If a line in the listing below has the string "VSharpen", copy it out.
Extracted data section start
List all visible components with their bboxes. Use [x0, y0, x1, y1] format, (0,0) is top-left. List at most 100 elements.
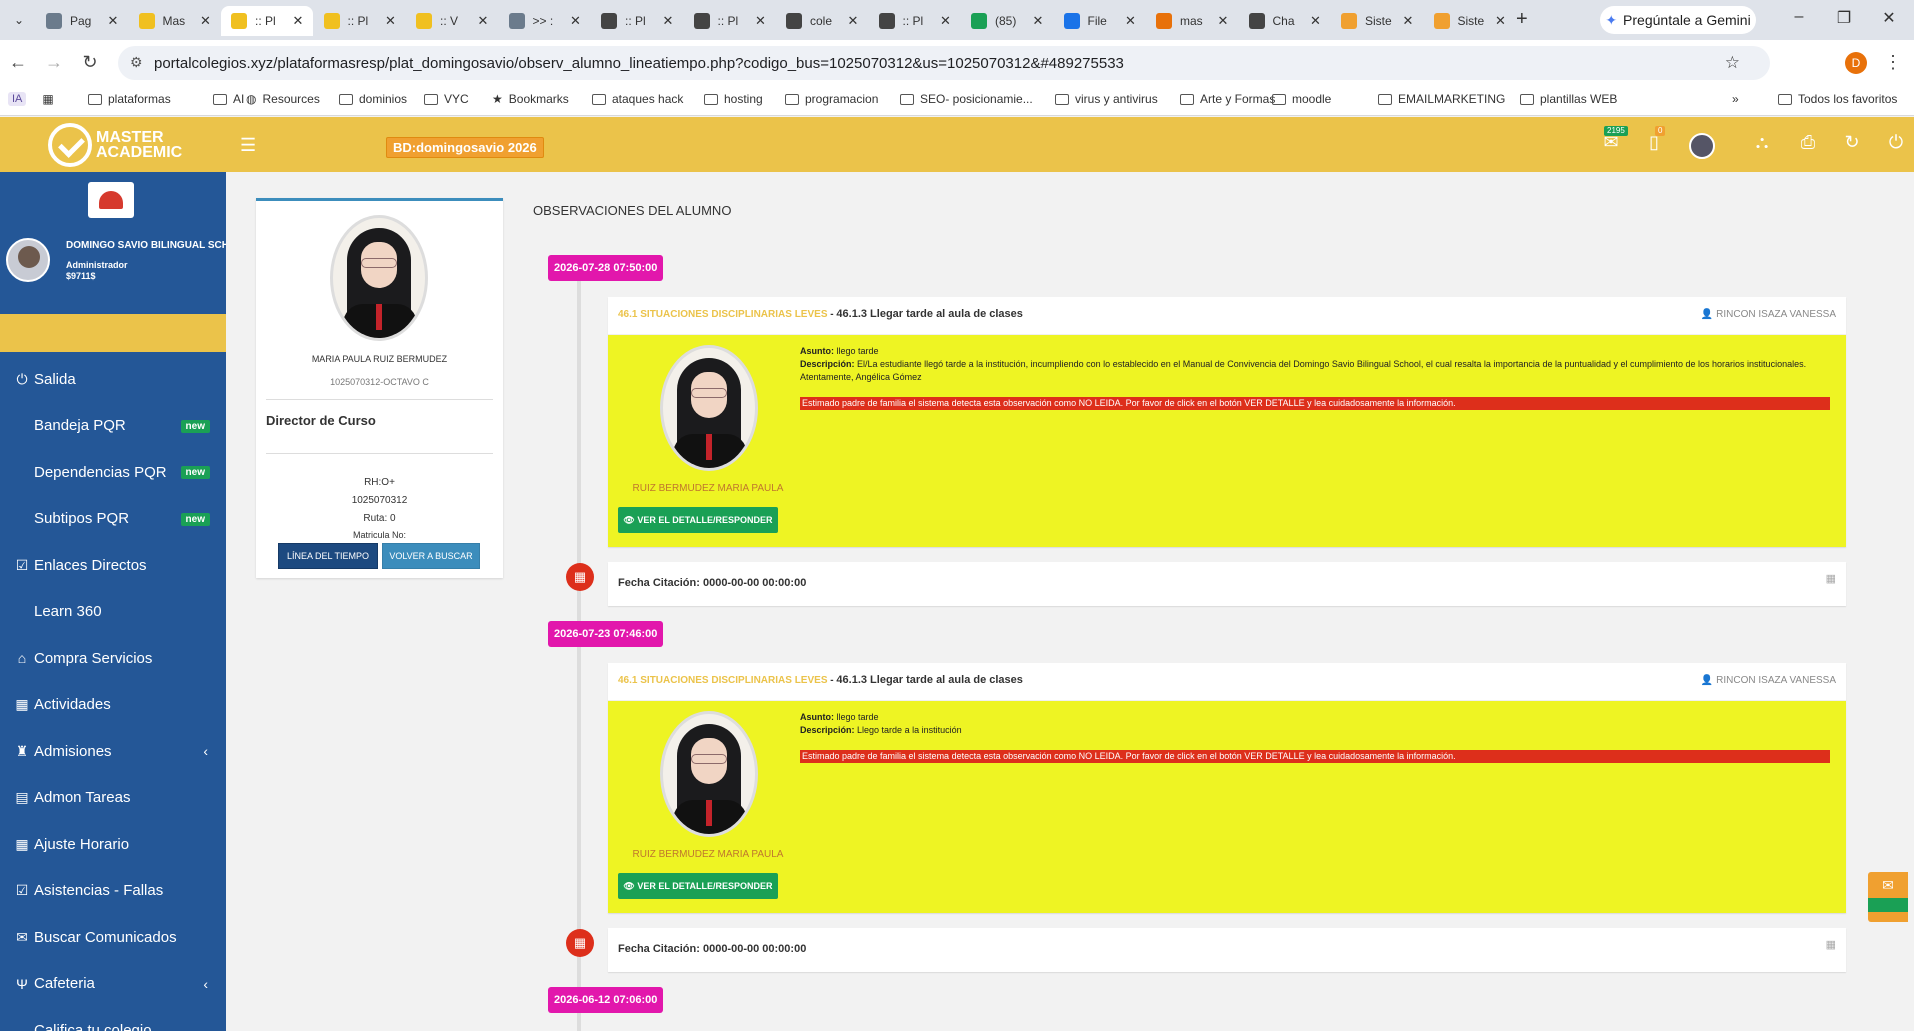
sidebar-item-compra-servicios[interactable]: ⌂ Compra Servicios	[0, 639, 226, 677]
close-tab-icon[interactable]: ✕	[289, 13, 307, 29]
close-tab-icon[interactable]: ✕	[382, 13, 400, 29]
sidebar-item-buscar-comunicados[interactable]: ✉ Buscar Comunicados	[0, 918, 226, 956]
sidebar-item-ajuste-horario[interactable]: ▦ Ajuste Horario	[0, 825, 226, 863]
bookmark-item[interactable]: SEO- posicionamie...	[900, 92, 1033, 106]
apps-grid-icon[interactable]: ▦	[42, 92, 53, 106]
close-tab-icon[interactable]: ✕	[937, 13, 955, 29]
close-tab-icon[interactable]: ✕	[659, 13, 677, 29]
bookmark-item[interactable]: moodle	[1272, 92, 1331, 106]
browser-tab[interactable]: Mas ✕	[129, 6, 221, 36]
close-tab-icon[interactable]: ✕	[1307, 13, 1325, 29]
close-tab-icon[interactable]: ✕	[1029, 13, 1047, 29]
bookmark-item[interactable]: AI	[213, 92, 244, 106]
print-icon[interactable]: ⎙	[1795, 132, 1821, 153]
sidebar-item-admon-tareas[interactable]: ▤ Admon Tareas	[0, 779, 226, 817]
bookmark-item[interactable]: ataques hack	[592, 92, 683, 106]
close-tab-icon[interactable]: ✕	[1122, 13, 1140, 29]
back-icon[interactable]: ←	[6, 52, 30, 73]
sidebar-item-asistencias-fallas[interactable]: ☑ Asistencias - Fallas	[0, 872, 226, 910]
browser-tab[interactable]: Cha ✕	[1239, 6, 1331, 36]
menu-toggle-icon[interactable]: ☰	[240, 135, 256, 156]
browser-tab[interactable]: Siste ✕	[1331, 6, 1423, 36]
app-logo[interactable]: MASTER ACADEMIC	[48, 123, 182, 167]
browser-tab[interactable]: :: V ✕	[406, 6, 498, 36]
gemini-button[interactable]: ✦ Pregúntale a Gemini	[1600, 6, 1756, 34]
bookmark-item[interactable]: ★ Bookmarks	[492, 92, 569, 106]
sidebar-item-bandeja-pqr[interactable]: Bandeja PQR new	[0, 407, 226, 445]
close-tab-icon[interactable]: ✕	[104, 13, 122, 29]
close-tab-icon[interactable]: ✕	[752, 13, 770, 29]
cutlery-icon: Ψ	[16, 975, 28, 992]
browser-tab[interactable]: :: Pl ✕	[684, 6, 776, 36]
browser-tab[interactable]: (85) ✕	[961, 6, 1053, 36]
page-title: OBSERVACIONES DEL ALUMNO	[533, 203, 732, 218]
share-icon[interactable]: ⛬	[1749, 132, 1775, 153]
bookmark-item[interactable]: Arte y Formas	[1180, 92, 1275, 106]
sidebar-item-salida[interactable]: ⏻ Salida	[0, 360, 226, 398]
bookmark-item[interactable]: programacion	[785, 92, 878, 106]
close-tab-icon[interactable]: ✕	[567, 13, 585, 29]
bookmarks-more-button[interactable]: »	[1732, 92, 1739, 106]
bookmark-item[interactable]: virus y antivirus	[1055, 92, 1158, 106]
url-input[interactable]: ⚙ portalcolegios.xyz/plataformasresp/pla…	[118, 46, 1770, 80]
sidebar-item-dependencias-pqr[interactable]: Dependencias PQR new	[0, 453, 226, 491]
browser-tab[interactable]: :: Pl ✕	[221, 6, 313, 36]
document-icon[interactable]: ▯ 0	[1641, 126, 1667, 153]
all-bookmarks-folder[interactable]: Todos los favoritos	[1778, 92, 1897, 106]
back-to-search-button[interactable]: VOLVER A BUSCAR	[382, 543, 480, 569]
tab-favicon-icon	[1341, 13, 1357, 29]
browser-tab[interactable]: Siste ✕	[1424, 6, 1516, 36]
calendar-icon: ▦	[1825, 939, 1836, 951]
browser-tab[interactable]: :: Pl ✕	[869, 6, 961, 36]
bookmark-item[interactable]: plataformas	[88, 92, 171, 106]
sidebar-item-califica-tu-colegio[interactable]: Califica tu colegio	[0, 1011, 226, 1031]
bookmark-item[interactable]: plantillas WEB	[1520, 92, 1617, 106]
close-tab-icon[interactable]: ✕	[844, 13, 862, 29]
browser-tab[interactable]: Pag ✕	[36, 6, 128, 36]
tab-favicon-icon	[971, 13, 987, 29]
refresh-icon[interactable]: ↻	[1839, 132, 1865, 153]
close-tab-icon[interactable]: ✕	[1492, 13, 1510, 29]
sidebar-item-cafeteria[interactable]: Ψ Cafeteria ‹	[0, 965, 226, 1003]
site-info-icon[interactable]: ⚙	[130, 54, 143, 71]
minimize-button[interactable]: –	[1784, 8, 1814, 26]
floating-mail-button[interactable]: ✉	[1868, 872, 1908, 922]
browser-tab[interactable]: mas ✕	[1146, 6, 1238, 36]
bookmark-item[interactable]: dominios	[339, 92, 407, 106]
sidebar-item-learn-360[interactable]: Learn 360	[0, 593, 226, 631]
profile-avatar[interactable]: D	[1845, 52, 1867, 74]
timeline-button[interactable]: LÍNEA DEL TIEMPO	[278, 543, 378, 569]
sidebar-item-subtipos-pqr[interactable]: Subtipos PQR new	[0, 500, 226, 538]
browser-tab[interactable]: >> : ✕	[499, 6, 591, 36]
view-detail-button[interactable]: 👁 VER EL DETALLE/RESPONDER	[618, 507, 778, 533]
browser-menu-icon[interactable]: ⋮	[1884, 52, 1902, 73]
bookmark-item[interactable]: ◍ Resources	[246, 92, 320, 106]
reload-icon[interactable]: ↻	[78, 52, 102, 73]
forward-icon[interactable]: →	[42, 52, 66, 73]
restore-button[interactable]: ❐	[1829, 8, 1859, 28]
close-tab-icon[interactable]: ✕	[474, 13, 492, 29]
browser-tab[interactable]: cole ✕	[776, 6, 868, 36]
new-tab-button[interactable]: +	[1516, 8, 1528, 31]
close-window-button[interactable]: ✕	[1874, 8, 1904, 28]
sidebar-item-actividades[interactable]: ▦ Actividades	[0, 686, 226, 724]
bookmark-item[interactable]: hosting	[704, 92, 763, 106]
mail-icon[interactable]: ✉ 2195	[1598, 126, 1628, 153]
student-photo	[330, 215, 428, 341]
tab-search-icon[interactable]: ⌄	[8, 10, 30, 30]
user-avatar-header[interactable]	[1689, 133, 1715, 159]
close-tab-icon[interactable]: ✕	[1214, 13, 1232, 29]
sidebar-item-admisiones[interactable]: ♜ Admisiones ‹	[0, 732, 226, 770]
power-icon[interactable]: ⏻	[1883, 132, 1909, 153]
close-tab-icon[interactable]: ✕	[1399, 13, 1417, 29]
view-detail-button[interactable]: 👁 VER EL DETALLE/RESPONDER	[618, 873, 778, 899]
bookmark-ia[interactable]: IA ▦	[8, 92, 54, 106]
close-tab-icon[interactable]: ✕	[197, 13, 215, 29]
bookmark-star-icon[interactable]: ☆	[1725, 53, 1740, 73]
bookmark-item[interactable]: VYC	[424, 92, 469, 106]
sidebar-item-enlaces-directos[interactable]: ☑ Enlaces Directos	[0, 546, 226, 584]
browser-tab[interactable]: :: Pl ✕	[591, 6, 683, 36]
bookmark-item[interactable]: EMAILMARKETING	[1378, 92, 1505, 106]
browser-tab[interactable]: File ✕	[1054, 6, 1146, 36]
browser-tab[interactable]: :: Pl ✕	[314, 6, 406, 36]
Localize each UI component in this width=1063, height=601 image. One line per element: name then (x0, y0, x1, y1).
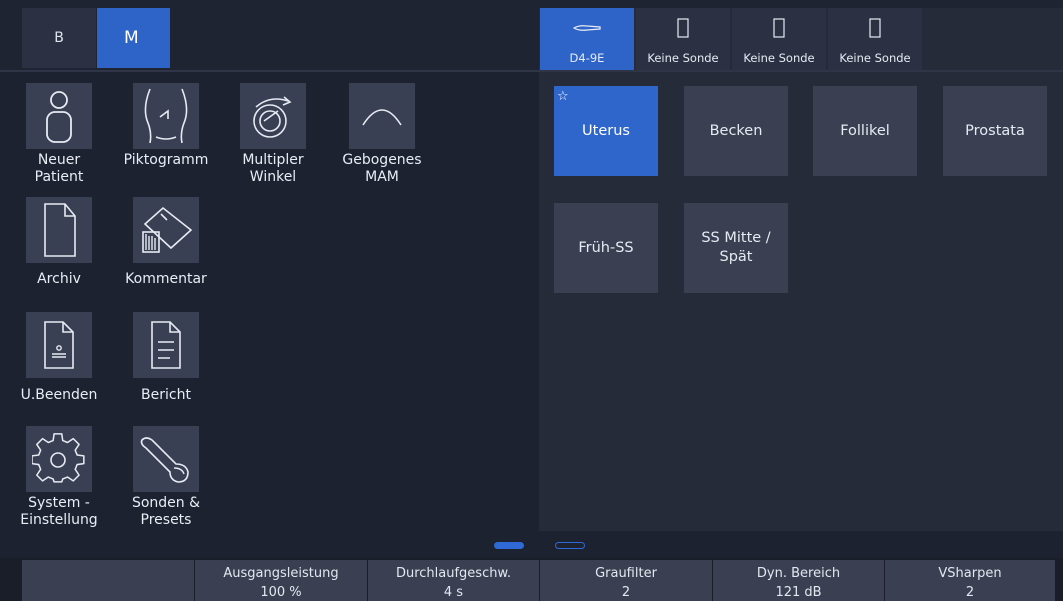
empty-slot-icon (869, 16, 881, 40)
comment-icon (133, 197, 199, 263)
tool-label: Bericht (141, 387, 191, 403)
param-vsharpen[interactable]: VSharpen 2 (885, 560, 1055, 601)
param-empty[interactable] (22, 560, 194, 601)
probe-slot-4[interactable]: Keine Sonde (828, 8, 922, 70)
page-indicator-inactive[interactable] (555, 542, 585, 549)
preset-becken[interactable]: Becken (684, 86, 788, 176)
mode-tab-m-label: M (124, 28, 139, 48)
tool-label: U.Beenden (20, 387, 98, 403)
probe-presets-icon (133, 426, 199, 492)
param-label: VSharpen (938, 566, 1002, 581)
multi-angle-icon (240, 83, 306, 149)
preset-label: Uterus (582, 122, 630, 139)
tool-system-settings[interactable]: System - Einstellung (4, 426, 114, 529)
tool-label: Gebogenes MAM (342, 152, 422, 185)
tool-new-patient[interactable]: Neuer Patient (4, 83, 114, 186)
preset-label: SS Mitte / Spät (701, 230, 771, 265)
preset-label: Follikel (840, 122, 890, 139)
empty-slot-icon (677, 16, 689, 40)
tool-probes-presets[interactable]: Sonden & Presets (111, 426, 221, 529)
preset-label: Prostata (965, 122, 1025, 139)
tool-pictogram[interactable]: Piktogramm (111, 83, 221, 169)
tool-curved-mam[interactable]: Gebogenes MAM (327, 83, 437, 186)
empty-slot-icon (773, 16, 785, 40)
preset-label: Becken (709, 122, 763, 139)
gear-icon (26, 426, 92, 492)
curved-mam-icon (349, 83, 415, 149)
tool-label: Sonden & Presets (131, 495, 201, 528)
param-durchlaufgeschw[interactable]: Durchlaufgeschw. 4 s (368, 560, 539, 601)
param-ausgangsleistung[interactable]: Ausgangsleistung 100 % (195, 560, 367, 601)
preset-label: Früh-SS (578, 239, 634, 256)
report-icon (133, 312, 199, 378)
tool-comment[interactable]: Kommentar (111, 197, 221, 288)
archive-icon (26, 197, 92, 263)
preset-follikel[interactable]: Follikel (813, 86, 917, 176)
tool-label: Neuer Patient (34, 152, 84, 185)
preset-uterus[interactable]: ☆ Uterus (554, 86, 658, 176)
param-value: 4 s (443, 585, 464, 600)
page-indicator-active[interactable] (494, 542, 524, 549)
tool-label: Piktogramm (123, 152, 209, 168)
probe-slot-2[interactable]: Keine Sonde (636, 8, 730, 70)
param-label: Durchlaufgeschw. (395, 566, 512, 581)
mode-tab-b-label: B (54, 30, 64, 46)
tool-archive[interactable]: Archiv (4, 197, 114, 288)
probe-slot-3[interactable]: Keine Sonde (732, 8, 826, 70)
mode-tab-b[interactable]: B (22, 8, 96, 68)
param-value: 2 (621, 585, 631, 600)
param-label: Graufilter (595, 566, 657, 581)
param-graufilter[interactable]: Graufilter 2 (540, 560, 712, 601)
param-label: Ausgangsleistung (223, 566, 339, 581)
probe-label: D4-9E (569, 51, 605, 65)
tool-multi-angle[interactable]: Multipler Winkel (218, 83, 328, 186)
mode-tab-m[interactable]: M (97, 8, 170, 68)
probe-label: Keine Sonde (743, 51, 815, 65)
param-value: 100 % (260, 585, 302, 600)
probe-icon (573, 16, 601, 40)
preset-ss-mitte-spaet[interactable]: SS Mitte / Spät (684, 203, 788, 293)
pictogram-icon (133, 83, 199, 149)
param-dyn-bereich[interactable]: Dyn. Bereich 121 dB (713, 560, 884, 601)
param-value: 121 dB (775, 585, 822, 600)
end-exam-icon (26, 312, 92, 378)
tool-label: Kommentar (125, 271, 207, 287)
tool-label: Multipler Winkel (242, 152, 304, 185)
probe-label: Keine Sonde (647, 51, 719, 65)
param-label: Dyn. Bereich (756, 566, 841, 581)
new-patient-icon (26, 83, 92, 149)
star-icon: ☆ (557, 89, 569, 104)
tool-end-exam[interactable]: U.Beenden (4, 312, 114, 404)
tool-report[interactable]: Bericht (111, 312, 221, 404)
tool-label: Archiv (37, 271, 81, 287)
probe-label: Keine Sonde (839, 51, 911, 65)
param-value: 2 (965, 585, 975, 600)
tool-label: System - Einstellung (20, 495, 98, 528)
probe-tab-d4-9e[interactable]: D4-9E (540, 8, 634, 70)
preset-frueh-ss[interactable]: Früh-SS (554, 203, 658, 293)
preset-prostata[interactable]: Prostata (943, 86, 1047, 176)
Extracted data section end
#### [Result of the task]
param-vsharpen[interactable]: VSharpen 2 (885, 560, 1055, 601)
param-label: VSharpen (938, 566, 1002, 581)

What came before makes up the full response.